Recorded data
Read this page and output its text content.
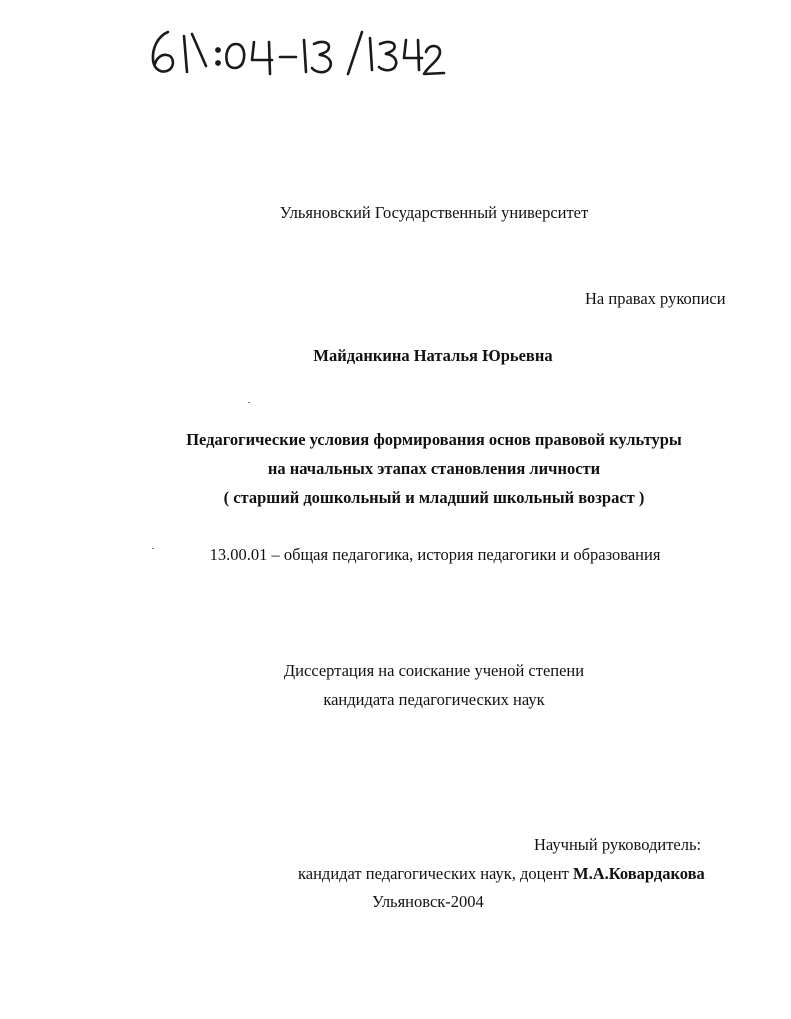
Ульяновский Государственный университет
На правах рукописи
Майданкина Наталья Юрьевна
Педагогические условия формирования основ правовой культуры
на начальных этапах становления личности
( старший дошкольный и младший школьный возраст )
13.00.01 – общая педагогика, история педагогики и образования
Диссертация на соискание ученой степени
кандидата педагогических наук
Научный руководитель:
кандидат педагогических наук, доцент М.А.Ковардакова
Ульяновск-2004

- [TASK TO COMPLETE]:
Quote each line of the listing exactly, but leave the pictures out.

- [TASK SOLUTION]:
Read this page and output its text content.
Ульяновский Государственный университет
На правах рукописи
Майданкина Наталья Юрьевна
Педагогические условия формирования основ правовой культуры
на начальных этапах становления личности
( старший дошкольный и младший школьный возраст )
13.00.01 – общая педагогика, история педагогики и образования
Диссертация на соискание ученой степени
кандидата педагогических наук
Научный руководитель:
кандидат педагогических наук, доцент М.А.Ковардакова
Ульяновск-2004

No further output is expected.